TO DO: Write each record again exactly as it stands.

Records contained in a dataset:

# # # # # # #

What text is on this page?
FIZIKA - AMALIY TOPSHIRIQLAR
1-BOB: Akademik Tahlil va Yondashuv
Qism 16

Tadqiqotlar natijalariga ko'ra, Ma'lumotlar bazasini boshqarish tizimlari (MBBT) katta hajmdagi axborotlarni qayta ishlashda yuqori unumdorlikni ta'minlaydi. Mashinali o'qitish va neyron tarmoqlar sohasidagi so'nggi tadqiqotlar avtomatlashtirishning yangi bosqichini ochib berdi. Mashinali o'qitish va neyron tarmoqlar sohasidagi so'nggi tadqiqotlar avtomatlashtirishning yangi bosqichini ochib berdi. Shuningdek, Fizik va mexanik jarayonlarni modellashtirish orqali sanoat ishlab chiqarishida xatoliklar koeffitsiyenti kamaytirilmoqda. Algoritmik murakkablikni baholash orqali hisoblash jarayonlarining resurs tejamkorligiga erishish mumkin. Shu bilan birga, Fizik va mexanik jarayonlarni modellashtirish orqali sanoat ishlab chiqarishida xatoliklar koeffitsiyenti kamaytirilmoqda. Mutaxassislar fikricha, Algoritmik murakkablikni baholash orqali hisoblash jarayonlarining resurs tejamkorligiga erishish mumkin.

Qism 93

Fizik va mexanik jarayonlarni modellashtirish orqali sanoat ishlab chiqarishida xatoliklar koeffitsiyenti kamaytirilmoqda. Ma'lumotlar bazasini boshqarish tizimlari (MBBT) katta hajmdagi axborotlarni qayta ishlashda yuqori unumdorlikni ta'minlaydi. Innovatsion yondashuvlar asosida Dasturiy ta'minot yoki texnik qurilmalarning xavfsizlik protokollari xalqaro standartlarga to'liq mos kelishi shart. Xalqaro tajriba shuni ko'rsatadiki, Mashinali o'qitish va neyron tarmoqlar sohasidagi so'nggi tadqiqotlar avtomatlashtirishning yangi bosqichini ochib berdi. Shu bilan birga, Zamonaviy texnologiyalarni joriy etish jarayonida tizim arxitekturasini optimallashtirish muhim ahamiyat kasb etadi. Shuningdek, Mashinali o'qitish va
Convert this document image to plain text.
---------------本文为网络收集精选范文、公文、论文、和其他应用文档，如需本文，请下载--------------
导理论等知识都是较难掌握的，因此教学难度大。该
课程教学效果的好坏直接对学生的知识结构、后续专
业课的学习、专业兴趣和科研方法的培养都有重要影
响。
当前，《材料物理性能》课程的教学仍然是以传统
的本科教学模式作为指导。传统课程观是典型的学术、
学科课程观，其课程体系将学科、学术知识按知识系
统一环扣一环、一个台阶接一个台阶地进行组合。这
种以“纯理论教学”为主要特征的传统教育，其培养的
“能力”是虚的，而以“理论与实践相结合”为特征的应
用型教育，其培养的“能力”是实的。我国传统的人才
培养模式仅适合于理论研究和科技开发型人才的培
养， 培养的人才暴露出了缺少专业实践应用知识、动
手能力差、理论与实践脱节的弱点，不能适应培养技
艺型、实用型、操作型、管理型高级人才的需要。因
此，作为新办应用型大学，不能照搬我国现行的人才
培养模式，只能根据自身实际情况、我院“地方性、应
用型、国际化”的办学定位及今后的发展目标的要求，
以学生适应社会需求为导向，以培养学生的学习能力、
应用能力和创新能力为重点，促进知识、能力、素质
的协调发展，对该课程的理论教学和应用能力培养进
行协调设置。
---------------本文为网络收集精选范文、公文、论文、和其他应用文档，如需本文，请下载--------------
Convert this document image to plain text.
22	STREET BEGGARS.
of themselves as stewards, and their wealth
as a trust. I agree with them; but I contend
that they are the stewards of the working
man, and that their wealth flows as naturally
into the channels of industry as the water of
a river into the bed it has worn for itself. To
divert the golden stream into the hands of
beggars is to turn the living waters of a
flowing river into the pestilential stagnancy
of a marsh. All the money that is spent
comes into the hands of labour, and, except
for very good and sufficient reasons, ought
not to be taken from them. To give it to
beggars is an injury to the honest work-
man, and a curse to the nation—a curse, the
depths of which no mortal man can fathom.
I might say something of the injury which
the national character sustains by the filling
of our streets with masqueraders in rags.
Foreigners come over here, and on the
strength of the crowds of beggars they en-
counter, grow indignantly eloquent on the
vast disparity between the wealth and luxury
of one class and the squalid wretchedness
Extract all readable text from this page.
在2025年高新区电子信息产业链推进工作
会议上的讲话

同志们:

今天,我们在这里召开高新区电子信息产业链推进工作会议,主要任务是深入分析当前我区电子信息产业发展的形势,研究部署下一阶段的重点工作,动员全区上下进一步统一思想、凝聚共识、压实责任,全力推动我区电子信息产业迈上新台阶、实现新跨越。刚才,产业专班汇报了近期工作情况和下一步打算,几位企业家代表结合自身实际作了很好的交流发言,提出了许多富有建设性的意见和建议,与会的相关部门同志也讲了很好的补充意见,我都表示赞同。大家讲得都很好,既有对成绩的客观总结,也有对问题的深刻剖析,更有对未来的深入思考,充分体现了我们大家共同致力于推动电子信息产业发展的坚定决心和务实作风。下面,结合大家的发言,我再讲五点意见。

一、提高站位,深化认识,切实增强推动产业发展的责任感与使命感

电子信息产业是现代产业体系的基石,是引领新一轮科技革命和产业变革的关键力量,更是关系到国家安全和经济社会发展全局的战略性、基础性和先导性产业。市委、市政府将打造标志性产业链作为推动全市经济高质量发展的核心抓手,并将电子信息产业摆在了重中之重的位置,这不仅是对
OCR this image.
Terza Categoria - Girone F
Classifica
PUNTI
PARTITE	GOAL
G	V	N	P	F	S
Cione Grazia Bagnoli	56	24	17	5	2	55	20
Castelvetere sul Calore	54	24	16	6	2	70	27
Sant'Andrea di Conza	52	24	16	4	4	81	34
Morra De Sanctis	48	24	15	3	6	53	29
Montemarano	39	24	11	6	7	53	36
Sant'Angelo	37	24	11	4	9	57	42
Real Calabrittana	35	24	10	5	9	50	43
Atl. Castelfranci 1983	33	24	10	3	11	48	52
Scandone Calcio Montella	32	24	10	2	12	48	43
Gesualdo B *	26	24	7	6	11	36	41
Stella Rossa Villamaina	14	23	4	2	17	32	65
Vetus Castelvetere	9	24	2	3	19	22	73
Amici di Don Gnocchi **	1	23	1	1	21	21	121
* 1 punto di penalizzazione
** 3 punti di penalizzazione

# # # # # # #

THE RESPONSE:
What text is on this page?
FIZIKA - AMALIY TOPSHIRIQLAR
1-BOB: Akademik Tahlil va Yondashuv
Qism 16

Tadqiqotlar natijalariga ko'ra, Ma'lumotlar bazasini boshqarish tizimlari (MBBT) katta hajmdagi axborotlarni qayta ishlashda yuqori unumdorlikni ta'minlaydi. Mashinali o'qitish va neyron tarmoqlar sohasidagi so'nggi tadqiqotlar avtomatlashtirishning yangi bosqichini ochib berdi. Mashinali o'qitish va neyron tarmoqlar sohasidagi so'nggi tadqiqotlar avtomatlashtirishning yangi bosqichini ochib berdi. Shuningdek, Fizik va mexanik jarayonlarni modellashtirish orqali sanoat ishlab chiqarishida xatoliklar koeffitsiyenti kamaytirilmoqda. Algoritmik murakkablikni baholash orqali hisoblash jarayonlarining resurs tejamkorligiga erishish mumkin. Shu bilan birga, Fizik va mexanik jarayonlarni modellashtirish orqali sanoat ishlab chiqarishida xatoliklar koeffitsiyenti kamaytirilmoqda. Mutaxassislar fikricha, Algoritmik murakkablikni baholash orqali hisoblash jarayonlarining resurs tejamkorligiga erishish mumkin.

Qism 93

Fizik va mexanik jarayonlarni modellashtirish orqali sanoat ishlab chiqarishida xatoliklar koeffitsiyenti kamaytirilmoqda. Ma'lumotlar bazasini boshqarish tizimlari (MBBT) katta hajmdagi axborotlarni qayta ishlashda yuqori unumdorlikni ta'minlaydi. Innovatsion yondashuvlar asosida Dasturiy ta'minot yoki texnik qurilmalarning xavfsizlik protokollari xalqaro standartlarga to'liq mos kelishi shart. Xalqaro tajriba shuni ko'rsatadiki, Mashinali o'qitish va neyron tarmoqlar sohasidagi so'nggi tadqiqotlar avtomatlashtirishning yangi bosqichini ochib berdi. Shu bilan birga, Zamonaviy texnologiyalarni joriy etish jarayonida tizim arxitekturasini optimallashtirish muhim ahamiyat kasb etadi. Shuningdek, Mashinali o'qitish va
Convert this document image to plain text.
---------------本文为网络收集精选范文、公文、论文、和其他应用文档，如需本文，请下载--------------
导理论等知识都是较难掌握的，因此教学难度大。该
课程教学效果的好坏直接对学生的知识结构、后续专
业课的学习、专业兴趣和科研方法的培养都有重要影
响。
当前，《材料物理性能》课程的教学仍然是以传统
的本科教学模式作为指导。传统课程观是典型的学术、
学科课程观，其课程体系将学科、学术知识按知识系
统一环扣一环、一个台阶接一个台阶地进行组合。这
种以“纯理论教学”为主要特征的传统教育，其培养的
“能力”是虚的，而以“理论与实践相结合”为特征的应
用型教育，其培养的“能力”是实的。我国传统的人才
培养模式仅适合于理论研究和科技开发型人才的培
养， 培养的人才暴露出了缺少专业实践应用知识、动
手能力差、理论与实践脱节的弱点，不能适应培养技
艺型、实用型、操作型、管理型高级人才的需要。因
此，作为新办应用型大学，不能照搬我国现行的人才
培养模式，只能根据自身实际情况、我院“地方性、应
用型、国际化”的办学定位及今后的发展目标的要求，
以学生适应社会需求为导向，以培养学生的学习能力、
应用能力和创新能力为重点，促进知识、能力、素质
的协调发展，对该课程的理论教学和应用能力培养进
行协调设置。
---------------本文为网络收集精选范文、公文、论文、和其他应用文档，如需本文，请下载--------------
Convert this document image to plain text.
22	STREET BEGGARS.
of themselves as stewards, and their wealth
as a trust. I agree with them; but I contend
that they are the stewards of the working
man, and that their wealth flows as naturally
into the channels of industry as the water of
a river into the bed it has worn for itself. To
divert the golden stream into the hands of
beggars is to turn the living waters of a
flowing river into the pestilential stagnancy
of a marsh. All the money that is spent
comes into the hands of labour, and, except
for very good and sufficient reasons, ought
not to be taken from them. To give it to
beggars is an injury to the honest work-
man, and a curse to the nation—a curse, the
depths of which no mortal man can fathom.
I might say something of the injury which
the national character sustains by the filling
of our streets with masqueraders in rags.
Foreigners come over here, and on the
strength of the crowds of beggars they en-
counter, grow indignantly eloquent on the
vast disparity between the wealth and luxury
of one class and the squalid wretchedness
Extract all readable text from this page.
在2025年高新区电子信息产业链推进工作
会议上的讲话

同志们:

今天,我们在这里召开高新区电子信息产业链推进工作会议,主要任务是深入分析当前我区电子信息产业发展的形势,研究部署下一阶段的重点工作,动员全区上下进一步统一思想、凝聚共识、压实责任,全力推动我区电子信息产业迈上新台阶、实现新跨越。刚才,产业专班汇报了近期工作情况和下一步打算,几位企业家代表结合自身实际作了很好的交流发言,提出了许多富有建设性的意见和建议,与会的相关部门同志也讲了很好的补充意见,我都表示赞同。大家讲得都很好,既有对成绩的客观总结,也有对问题的深刻剖析,更有对未来的深入思考,充分体现了我们大家共同致力于推动电子信息产业发展的坚定决心和务实作风。下面,结合大家的发言,我再讲五点意见。

一、提高站位,深化认识,切实增强推动产业发展的责任感与使命感

电子信息产业是现代产业体系的基石,是引领新一轮科技革命和产业变革的关键力量,更是关系到国家安全和经济社会发展全局的战略性、基础性和先导性产业。市委、市政府将打造标志性产业链作为推动全市经济高质量发展的核心抓手,并将电子信息产业摆在了重中之重的位置,这不仅是对
OCR this image.
Terza Categoria - Girone F
Classifica
PUNTI
PARTITE	GOAL
G	V	N	P	F	S
Cione Grazia Bagnoli	56	24	17	5	2	55	20
Castelvetere sul Calore	54	24	16	6	2	70	27
Sant'Andrea di Conza	52	24	16	4	4	81	34
Morra De Sanctis	48	24	15	3	6	53	29
Montemarano	39	24	11	6	7	53	36
Sant'Angelo	37	24	11	4	9	57	42
Real Calabrittana	35	24	10	5	9	50	43
Atl. Castelfranci 1983	33	24	10	3	11	48	52
Scandone Calcio Montella	32	24	10	2	12	48	43
Gesualdo B *	26	24	7	6	11	36	41
Stella Rossa Villamaina	14	23	4	2	17	32	65
Vetus Castelvetere	9	24	2	3	19	22	73
Amici di Don Gnocchi **	1	23	1	1	21	21	121
* 1 punto di penalizzazione
** 3 punti di penalizzazione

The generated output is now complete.